- **WHAT YOU NEED TO DO**: Every line of the material below should be repeated exactly.

- **Some records**:
# # #
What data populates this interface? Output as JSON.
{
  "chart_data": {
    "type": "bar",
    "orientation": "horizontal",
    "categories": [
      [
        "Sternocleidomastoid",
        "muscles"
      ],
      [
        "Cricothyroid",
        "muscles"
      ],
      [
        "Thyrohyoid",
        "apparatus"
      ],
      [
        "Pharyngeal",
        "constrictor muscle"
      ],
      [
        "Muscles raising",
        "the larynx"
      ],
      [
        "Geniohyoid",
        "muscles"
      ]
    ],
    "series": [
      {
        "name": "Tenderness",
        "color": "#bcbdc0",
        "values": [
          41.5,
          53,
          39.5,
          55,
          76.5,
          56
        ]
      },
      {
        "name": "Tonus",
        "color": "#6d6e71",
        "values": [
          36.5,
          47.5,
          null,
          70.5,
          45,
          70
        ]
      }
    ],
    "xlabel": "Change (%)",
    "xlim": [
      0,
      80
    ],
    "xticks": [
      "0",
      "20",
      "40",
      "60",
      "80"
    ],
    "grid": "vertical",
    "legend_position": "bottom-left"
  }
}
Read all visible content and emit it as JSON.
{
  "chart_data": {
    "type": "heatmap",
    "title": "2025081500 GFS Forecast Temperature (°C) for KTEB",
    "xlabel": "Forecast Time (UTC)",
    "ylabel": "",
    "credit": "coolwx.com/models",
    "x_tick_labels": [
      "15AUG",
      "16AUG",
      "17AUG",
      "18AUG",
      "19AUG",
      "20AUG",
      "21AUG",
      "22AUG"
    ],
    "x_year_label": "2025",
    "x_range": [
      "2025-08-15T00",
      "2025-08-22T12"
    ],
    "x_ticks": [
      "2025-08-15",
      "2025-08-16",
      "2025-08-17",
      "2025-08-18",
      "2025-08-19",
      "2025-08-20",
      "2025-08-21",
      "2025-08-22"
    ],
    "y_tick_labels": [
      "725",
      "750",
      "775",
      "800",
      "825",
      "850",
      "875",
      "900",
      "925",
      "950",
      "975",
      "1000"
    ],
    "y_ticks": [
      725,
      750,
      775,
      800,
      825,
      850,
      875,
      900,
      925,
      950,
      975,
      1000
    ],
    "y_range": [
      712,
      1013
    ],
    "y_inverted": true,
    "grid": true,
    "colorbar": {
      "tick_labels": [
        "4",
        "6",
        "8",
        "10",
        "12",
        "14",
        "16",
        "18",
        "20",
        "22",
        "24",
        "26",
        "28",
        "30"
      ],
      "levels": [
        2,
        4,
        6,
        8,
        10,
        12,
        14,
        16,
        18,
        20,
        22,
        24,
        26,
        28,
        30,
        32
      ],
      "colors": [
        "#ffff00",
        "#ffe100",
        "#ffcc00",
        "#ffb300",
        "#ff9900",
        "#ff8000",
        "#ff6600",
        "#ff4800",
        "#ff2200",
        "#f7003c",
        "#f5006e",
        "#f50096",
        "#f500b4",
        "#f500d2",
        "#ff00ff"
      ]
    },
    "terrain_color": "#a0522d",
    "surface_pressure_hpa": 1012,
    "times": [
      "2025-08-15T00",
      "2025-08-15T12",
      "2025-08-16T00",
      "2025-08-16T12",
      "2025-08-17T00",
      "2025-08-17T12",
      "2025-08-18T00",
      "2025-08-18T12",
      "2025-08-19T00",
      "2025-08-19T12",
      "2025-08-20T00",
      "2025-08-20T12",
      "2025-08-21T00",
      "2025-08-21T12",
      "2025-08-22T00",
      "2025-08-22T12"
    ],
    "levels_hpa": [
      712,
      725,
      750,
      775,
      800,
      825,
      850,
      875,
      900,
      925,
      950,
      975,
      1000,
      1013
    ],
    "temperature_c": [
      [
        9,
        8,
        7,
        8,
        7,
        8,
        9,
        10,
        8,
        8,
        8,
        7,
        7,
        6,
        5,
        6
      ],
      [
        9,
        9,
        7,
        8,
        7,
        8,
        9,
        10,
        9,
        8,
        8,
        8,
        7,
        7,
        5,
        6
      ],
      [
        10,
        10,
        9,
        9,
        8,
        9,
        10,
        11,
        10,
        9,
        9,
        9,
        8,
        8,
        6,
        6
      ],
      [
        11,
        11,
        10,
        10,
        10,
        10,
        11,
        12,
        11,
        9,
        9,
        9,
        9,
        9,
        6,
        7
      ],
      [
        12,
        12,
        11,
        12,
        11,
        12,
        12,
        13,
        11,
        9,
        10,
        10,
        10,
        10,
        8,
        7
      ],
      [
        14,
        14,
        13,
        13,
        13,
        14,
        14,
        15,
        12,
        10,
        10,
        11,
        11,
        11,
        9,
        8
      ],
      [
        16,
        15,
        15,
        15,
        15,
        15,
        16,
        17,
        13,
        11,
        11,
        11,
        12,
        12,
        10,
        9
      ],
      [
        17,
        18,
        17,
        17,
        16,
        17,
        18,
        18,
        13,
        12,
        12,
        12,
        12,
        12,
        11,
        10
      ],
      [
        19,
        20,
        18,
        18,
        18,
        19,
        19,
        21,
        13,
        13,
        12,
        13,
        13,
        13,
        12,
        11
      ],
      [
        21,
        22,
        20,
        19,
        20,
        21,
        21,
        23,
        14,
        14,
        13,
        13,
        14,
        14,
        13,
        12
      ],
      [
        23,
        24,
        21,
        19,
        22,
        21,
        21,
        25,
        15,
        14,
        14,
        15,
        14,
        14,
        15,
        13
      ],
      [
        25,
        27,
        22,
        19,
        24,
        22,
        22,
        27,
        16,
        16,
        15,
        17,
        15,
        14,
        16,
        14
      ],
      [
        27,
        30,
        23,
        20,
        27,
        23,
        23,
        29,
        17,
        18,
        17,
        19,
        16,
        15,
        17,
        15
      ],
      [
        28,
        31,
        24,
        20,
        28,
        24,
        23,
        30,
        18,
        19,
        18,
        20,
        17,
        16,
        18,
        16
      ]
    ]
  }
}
# # #
- **ANSWER IN FULL**:
What data populates this interface? Output as JSON.
{
  "chart_data": {
    "type": "bar",
    "orientation": "horizontal",
    "categories": [
      [
        "Sternocleidomastoid",
        "muscles"
      ],
      [
        "Cricothyroid",
        "muscles"
      ],
      [
        "Thyrohyoid",
        "apparatus"
      ],
      [
        "Pharyngeal",
        "constrictor muscle"
      ],
      [
        "Muscles raising",
        "the larynx"
      ],
      [
        "Geniohyoid",
        "muscles"
      ]
    ],
    "series": [
      {
        "name": "Tenderness",
        "color": "#bcbdc0",
        "values": [
          41.5,
          53,
          39.5,
          55,
          76.5,
          56
        ]
      },
      {
        "name": "Tonus",
        "color": "#6d6e71",
        "values": [
          36.5,
          47.5,
          null,
          70.5,
          45,
          70
        ]
      }
    ],
    "xlabel": "Change (%)",
    "xlim": [
      0,
      80
    ],
    "xticks": [
      "0",
      "20",
      "40",
      "60",
      "80"
    ],
    "grid": "vertical",
    "legend_position": "bottom-left"
  }
}
Read all visible content and emit it as JSON.
{
  "chart_data": {
    "type": "heatmap",
    "title": "2025081500 GFS Forecast Temperature (°C) for KTEB",
    "xlabel": "Forecast Time (UTC)",
    "ylabel": "",
    "credit": "coolwx.com/models",
    "x_tick_labels": [
      "15AUG",
      "16AUG",
      "17AUG",
      "18AUG",
      "19AUG",
      "20AUG",
      "21AUG",
      "22AUG"
    ],
    "x_year_label": "2025",
    "x_range": [
      "2025-08-15T00",
      "2025-08-22T12"
    ],
    "x_ticks": [
      "2025-08-15",
      "2025-08-16",
      "2025-08-17",
      "2025-08-18",
      "2025-08-19",
      "2025-08-20",
      "2025-08-21",
      "2025-08-22"
    ],
    "y_tick_labels": [
      "725",
      "750",
      "775",
      "800",
      "825",
      "850",
      "875",
      "900",
      "925",
      "950",
      "975",
      "1000"
    ],
    "y_ticks": [
      725,
      750,
      775,
      800,
      825,
      850,
      875,
      900,
      925,
      950,
      975,
      1000
    ],
    "y_range": [
      712,
      1013
    ],
    "y_inverted": true,
    "grid": true,
    "colorbar": {
      "tick_labels": [
        "4",
        "6",
        "8",
        "10",
        "12",
        "14",
        "16",
        "18",
        "20",
        "22",
        "24",
        "26",
        "28",
        "30"
      ],
      "levels": [
        2,
        4,
        6,
        8,
        10,
        12,
        14,
        16,
        18,
        20,
        22,
        24,
        26,
        28,
        30,
        32
      ],
      "colors": [
        "#ffff00",
        "#ffe100",
        "#ffcc00",
        "#ffb300",
        "#ff9900",
        "#ff8000",
        "#ff6600",
        "#ff4800",
        "#ff2200",
        "#f7003c",
        "#f5006e",
        "#f50096",
        "#f500b4",
        "#f500d2",
        "#ff00ff"
      ]
    },
    "terrain_color": "#a0522d",
    "surface_pressure_hpa": 1012,
    "times": [
      "2025-08-15T00",
      "2025-08-15T12",
      "2025-08-16T00",
      "2025-08-16T12",
      "2025-08-17T00",
      "2025-08-17T12",
      "2025-08-18T00",
      "2025-08-18T12",
      "2025-08-19T00",
      "2025-08-19T12",
      "2025-08-20T00",
      "2025-08-20T12",
      "2025-08-21T00",
      "2025-08-21T12",
      "2025-08-22T00",
      "2025-08-22T12"
    ],
    "levels_hpa": [
      712,
      725,
      750,
      775,
      800,
      825,
      850,
      875,
      900,
      925,
      950,
      975,
      1000,
      1013
    ],
    "temperature_c": [
      [
        9,
        8,
        7,
        8,
        7,
        8,
        9,
        10,
        8,
        8,
        8,
        7,
        7,
        6,
        5,
        6
      ],
      [
        9,
        9,
        7,
        8,
        7,
        8,
        9,
        10,
        9,
        8,
        8,
        8,
        7,
        7,
        5,
        6
      ],
      [
        10,
        10,
        9,
        9,
        8,
        9,
        10,
        11,
        10,
        9,
        9,
        9,
        8,
        8,
        6,
        6
      ],
      [
        11,
        11,
        10,
        10,
        10,
        10,
        11,
        12,
        11,
        9,
        9,
        9,
        9,
        9,
        6,
        7
      ],
      [
        12,
        12,
        11,
        12,
        11,
        12,
        12,
        13,
        11,
        9,
        10,
        10,
        10,
        10,
        8,
        7
      ],
      [
        14,
        14,
        13,
        13,
        13,
        14,
        14,
        15,
        12,
        10,
        10,
        11,
        11,
        11,
        9,
        8
      ],
      [
        16,
        15,
        15,
        15,
        15,
        15,
        16,
        17,
        13,
        11,
        11,
        11,
        12,
        12,
        10,
        9
      ],
      [
        17,
        18,
        17,
        17,
        16,
        17,
        18,
        18,
        13,
        12,
        12,
        12,
        12,
        12,
        11,
        10
      ],
      [
        19,
        20,
        18,
        18,
        18,
        19,
        19,
        21,
        13,
        13,
        12,
        13,
        13,
        13,
        12,
        11
      ],
      [
        21,
        22,
        20,
        19,
        20,
        21,
        21,
        23,
        14,
        14,
        13,
        13,
        14,
        14,
        13,
        12
      ],
      [
        23,
        24,
        21,
        19,
        22,
        21,
        21,
        25,
        15,
        14,
        14,
        15,
        14,
        14,
        15,
        13
      ],
      [
        25,
        27,
        22,
        19,
        24,
        22,
        22,
        27,
        16,
        16,
        15,
        17,
        15,
        14,
        16,
        14
      ],
      [
        27,
        30,
        23,
        20,
        27,
        23,
        23,
        29,
        17,
        18,
        17,
        19,
        16,
        15,
        17,
        15
      ],
      [
        28,
        31,
        24,
        20,
        28,
        24,
        23,
        30,
        18,
        19,
        18,
        20,
        17,
        16,
        18,
        16
      ]
    ]
  }
}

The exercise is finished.